(Dataset items)

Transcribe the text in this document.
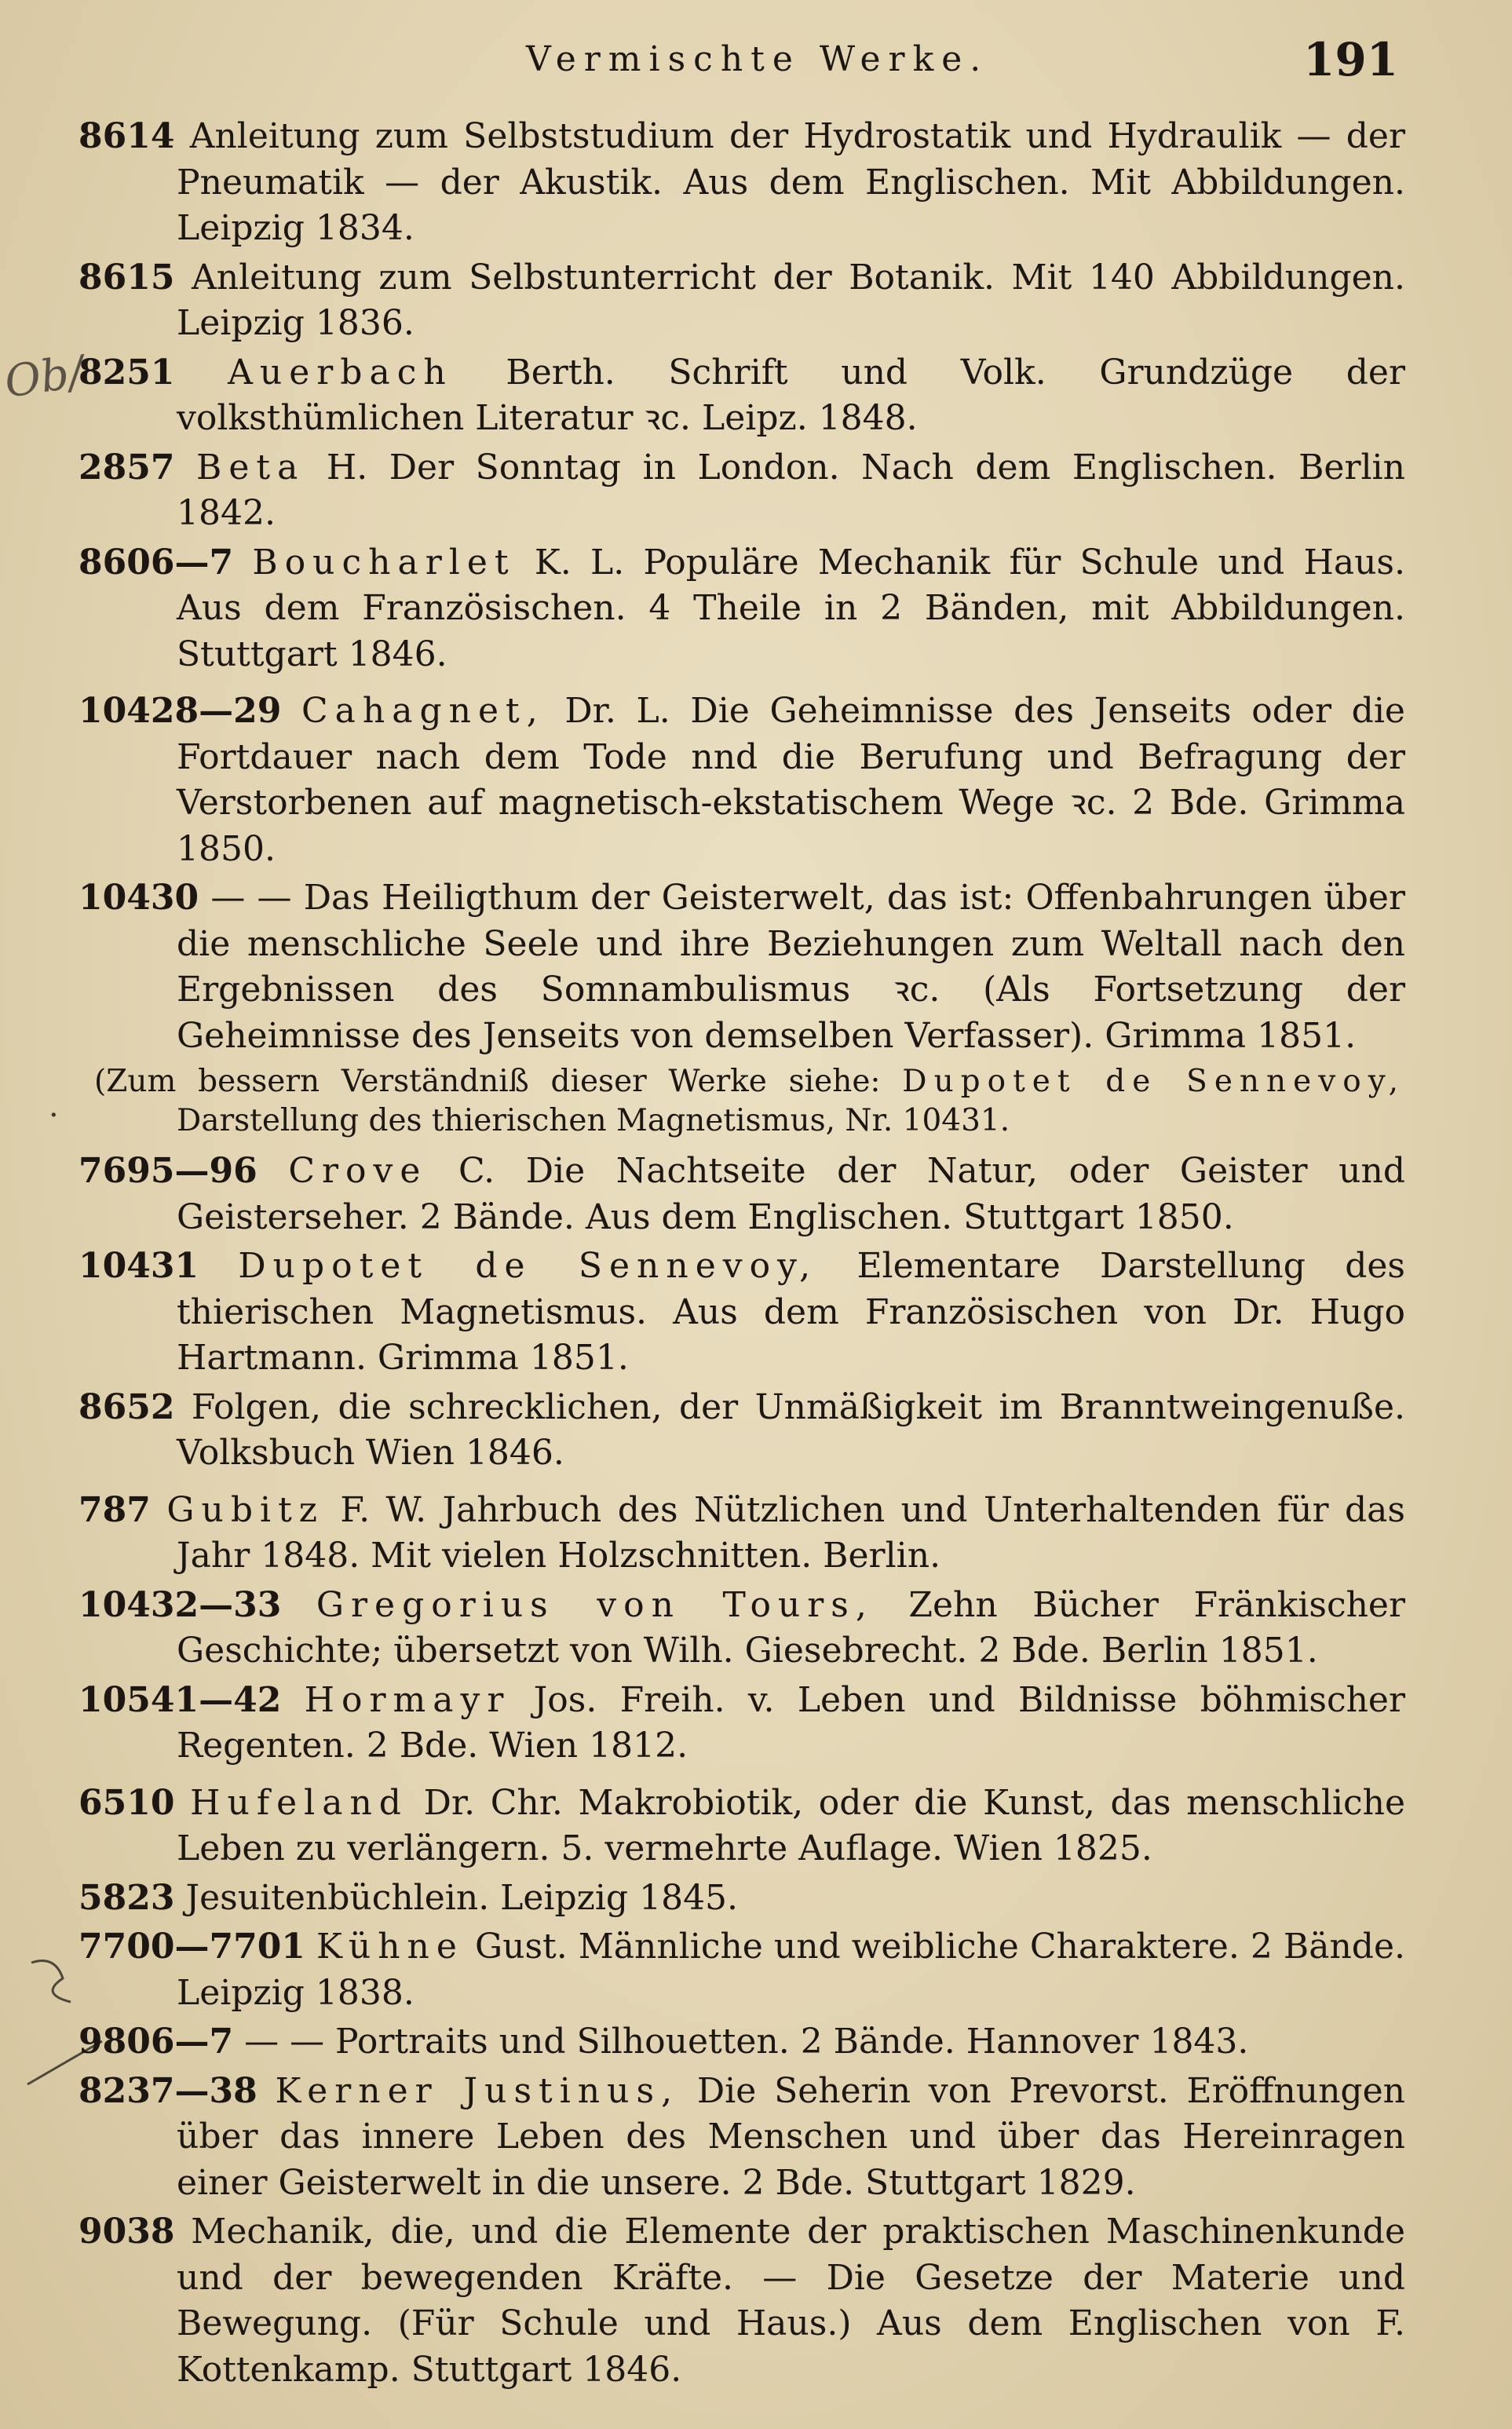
Vermischte Werke.	191
Ob/
·

8614 Anleitung zum Selbststudium der Hydrostatik und Hydraulik — der Pneumatik — der Akustik. Aus dem Englischen. Mit Abbildungen. Leipzig 1834.

8615 Anleitung zum Selbstunterricht der Botanik. Mit 140 Abbildungen. Leipzig 1836.

8251 Auerbach Berth. Schrift und Volk. Grundzüge der volksthümlichen Literatur ꝛc. Leipz. 1848.

2857 Beta H. Der Sonntag in London. Nach dem Englischen. Berlin 1842.

8606—7 Boucharlet K. L. Populäre Mechanik für Schule und Haus. Aus dem Französischen. 4 Theile in 2 Bänden, mit Abbildungen. Stuttgart 1846.

10428—29 Cahagnet, Dr. L. Die Geheimnisse des Jenseits oder die Fortdauer nach dem Tode nnd die Berufung und Befragung der Verstorbenen auf magnetisch-ekstatischem Wege ꝛc. 2 Bde. Grimma 1850.

10430 — — Das Heiligthum der Geisterwelt, das ist: Offenbahrungen über die menschliche Seele und ihre Beziehungen zum Weltall nach den Ergebnissen des Somnambulismus ꝛc. (Als Fortsetzung der Geheimnisse des Jenseits von demselben Verfasser). Grimma 1851.

(Zum bessern Verständniß dieser Werke siehe: Dupotet de Sennevoy, Darstellung des thierischen Magnetismus, Nr. 10431.

7695—96 Crove C. Die Nachtseite der Natur, oder Geister und Geisterseher. 2 Bände. Aus dem Englischen. Stuttgart 1850.

10431 Dupotet de Sennevoy, Elementare Darstellung des thierischen Magnetismus. Aus dem Französischen von Dr. Hugo Hartmann. Grimma 1851.

8652 Folgen, die schrecklichen, der Unmäßigkeit im Branntweingenuße. Volksbuch Wien 1846.

787 Gubitz F. W. Jahrbuch des Nützlichen und Unterhaltenden für das Jahr 1848. Mit vielen Holzschnitten. Berlin.

10432—33 Gregorius von Tours, Zehn Bücher Fränkischer Geschichte; übersetzt von Wilh. Giesebrecht. 2 Bde. Berlin 1851.

10541—42 Hormayr Jos. Freih. v. Leben und Bildnisse böhmischer Regenten. 2 Bde. Wien 1812.

6510 Hufeland Dr. Chr. Makrobiotik, oder die Kunst, das menschliche Leben zu verlängern. 5. vermehrte Auflage. Wien 1825.

5823 Jesuitenbüchlein. Leipzig 1845.

7700—7701 Kühne Gust. Männliche und weibliche Charaktere. 2 Bände. Leipzig 1838.

9806—7 — — Portraits und Silhouetten. 2 Bände. Hannover 1843.

8237—38 Kerner Justinus, Die Seherin von Prevorst. Eröffnungen über das innere Leben des Menschen und über das Hereinragen einer Geisterwelt in die unsere. 2 Bde. Stuttgart 1829.

9038 Mechanik, die, und die Elemente der praktischen Maschinenkunde und der bewegenden Kräfte. — Die Gesetze der Materie und Bewegung. (Für Schule und Haus.) Aus dem Englischen von F. Kottenkamp. Stuttgart 1846.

Exercise objective:
Where a line above contains the string "Darstellung", copy that line.

Final result:
(Zum bessern Verständniß dieser Werke siehe: Dupotet de Sennevoy, Darstellung des thierischen Magnetismus, Nr. 10431.
10431 Dupotet de Sennevoy, Elementare Darstellung des thierischen Magnetismus. Aus dem Französischen von Dr. Hugo Hartmann. Grimma 1851.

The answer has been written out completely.